• WHAT YOU SHOULD DO: Identify the lines that contain the string "การและฝ", then copy each of them.

◇ ◇ ◇ ◇ ◇

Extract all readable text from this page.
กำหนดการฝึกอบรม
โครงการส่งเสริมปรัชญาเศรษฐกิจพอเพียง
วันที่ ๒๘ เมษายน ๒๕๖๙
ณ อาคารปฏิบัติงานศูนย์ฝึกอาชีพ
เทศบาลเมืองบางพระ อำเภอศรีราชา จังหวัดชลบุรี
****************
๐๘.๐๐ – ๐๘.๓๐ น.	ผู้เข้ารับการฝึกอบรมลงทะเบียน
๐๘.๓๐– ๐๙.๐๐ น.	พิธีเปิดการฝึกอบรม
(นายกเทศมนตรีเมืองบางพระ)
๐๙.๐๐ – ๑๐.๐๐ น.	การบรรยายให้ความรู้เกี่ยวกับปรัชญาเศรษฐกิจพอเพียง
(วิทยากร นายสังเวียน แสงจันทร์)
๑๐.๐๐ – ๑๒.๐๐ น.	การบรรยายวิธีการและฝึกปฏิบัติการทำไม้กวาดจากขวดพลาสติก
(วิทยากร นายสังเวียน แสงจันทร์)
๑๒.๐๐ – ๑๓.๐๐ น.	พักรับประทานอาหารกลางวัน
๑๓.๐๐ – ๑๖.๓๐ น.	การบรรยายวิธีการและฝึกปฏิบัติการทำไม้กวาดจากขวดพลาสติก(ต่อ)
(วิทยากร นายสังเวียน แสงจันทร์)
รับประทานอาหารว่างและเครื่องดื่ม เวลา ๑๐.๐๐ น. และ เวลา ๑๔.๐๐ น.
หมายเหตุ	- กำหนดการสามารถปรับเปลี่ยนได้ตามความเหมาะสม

◇ ◇ ◇ ◇ ◇

• CORRECT OUTPUT:
๑๐.๐๐ – ๑๒.๐๐ น.	การบรรยายวิธีการและฝึกปฏิบัติการทำไม้กวาดจากขวดพลาสติก
๑๓.๐๐ – ๑๖.๓๐ น.	การบรรยายวิธีการและฝึกปฏิบัติการทำไม้กวาดจากขวดพลาสติก(ต่อ)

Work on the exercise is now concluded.